Count only the lines of the records that hold "Global", then give the number without any other words.

— start SOURCE RECORDS —

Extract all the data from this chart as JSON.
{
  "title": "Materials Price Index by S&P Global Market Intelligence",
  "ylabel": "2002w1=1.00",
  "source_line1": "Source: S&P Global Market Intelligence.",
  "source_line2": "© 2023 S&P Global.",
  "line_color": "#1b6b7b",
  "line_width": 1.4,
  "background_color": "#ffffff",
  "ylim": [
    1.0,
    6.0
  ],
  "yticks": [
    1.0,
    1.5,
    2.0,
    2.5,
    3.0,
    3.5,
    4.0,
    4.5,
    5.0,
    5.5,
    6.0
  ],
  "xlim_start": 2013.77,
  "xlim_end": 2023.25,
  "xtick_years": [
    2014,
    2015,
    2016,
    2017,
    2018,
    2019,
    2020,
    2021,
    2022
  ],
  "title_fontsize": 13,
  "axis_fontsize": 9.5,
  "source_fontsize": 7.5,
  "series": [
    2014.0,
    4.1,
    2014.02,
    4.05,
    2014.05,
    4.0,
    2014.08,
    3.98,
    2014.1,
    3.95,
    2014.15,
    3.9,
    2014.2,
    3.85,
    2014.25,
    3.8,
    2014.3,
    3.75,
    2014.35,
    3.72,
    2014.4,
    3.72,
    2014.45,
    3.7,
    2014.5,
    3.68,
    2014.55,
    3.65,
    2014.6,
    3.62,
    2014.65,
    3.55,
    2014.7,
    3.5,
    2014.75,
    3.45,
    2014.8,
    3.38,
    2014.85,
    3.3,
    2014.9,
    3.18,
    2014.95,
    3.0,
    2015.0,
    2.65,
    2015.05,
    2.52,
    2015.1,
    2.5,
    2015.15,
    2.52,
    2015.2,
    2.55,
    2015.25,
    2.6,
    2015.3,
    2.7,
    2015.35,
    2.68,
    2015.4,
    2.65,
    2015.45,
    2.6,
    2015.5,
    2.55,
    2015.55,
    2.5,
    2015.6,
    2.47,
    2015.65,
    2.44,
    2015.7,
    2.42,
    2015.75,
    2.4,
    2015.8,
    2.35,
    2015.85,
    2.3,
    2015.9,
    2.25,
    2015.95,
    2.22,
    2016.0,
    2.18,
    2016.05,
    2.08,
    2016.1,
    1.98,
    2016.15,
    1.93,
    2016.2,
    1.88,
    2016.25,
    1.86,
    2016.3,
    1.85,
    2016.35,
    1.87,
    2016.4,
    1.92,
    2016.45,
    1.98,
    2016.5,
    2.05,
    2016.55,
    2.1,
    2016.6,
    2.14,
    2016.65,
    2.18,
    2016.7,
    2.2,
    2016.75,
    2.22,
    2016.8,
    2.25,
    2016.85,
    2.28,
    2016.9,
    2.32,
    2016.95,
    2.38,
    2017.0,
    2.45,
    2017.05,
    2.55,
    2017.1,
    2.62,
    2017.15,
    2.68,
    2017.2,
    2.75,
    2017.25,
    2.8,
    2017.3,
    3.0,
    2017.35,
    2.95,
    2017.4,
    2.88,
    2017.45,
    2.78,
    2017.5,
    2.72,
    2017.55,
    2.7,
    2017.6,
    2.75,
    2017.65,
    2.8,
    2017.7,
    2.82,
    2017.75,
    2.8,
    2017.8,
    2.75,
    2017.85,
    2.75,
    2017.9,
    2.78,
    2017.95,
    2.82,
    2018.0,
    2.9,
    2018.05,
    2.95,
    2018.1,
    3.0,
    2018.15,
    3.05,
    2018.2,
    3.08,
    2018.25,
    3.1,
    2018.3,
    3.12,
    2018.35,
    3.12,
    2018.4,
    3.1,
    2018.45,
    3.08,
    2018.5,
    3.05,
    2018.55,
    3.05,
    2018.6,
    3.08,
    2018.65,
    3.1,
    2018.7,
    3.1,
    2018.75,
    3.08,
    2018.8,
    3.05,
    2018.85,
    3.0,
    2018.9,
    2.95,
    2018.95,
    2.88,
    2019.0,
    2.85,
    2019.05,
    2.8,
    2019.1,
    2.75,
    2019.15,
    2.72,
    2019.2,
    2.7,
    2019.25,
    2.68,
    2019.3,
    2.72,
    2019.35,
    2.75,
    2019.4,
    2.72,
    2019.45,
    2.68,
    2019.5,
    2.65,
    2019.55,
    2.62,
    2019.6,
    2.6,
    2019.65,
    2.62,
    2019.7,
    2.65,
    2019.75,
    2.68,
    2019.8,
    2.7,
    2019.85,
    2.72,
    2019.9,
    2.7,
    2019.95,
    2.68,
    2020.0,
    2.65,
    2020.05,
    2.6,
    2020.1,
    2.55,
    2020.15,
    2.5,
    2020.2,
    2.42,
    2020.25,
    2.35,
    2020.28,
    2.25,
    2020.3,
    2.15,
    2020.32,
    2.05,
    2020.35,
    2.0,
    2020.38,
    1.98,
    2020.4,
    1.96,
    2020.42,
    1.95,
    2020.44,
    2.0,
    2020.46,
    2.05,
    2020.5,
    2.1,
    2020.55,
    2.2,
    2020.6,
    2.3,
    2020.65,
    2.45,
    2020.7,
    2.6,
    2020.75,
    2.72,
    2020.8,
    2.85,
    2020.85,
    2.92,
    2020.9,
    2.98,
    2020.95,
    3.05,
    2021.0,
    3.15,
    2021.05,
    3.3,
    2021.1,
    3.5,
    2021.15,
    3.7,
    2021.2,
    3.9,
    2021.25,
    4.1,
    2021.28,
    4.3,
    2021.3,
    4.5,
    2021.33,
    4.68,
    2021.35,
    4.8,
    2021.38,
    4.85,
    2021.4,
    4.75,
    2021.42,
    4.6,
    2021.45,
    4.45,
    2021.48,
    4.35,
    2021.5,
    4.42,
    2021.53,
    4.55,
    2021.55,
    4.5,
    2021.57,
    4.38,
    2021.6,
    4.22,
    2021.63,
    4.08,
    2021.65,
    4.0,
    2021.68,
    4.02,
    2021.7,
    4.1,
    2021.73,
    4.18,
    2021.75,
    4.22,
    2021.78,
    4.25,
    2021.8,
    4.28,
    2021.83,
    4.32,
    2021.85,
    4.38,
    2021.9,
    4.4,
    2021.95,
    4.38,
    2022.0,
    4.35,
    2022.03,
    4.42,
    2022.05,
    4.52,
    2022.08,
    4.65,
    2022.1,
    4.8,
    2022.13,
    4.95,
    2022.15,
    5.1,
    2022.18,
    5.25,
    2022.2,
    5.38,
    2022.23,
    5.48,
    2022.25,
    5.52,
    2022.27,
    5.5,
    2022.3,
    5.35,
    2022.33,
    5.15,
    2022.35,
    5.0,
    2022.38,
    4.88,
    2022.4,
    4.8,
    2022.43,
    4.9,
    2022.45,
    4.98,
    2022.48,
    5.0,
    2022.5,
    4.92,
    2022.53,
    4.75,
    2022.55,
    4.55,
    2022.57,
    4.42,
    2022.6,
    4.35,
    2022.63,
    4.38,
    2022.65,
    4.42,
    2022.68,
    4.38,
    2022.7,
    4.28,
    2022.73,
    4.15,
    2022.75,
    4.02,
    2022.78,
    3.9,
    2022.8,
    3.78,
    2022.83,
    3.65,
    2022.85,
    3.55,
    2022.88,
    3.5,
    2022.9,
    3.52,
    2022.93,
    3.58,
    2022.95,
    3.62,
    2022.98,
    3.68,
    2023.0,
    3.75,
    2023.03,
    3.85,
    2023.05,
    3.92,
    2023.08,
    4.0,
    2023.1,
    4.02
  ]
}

— end SOURCE RECORDS —

*TASK RESULT*.
3